WORK TO COMPLETE
Of the lines in the listing, how many include the string "обслуживании"? Write the number and nothing else.

MATERIAL FOR THIS TASK
/---

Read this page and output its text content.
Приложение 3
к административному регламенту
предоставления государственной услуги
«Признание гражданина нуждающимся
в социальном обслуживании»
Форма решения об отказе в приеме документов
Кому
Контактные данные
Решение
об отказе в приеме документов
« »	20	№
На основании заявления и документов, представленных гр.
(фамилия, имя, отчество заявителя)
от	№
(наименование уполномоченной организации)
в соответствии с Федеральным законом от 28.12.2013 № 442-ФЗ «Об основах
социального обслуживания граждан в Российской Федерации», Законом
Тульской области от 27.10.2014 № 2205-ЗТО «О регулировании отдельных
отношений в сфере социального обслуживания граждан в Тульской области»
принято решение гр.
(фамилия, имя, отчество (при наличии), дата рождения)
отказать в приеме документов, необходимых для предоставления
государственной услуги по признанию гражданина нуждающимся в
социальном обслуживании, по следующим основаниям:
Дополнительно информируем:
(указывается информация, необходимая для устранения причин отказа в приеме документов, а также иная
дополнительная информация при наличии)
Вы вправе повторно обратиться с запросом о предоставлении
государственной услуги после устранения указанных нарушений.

\---

REPLY TO THE TASK
2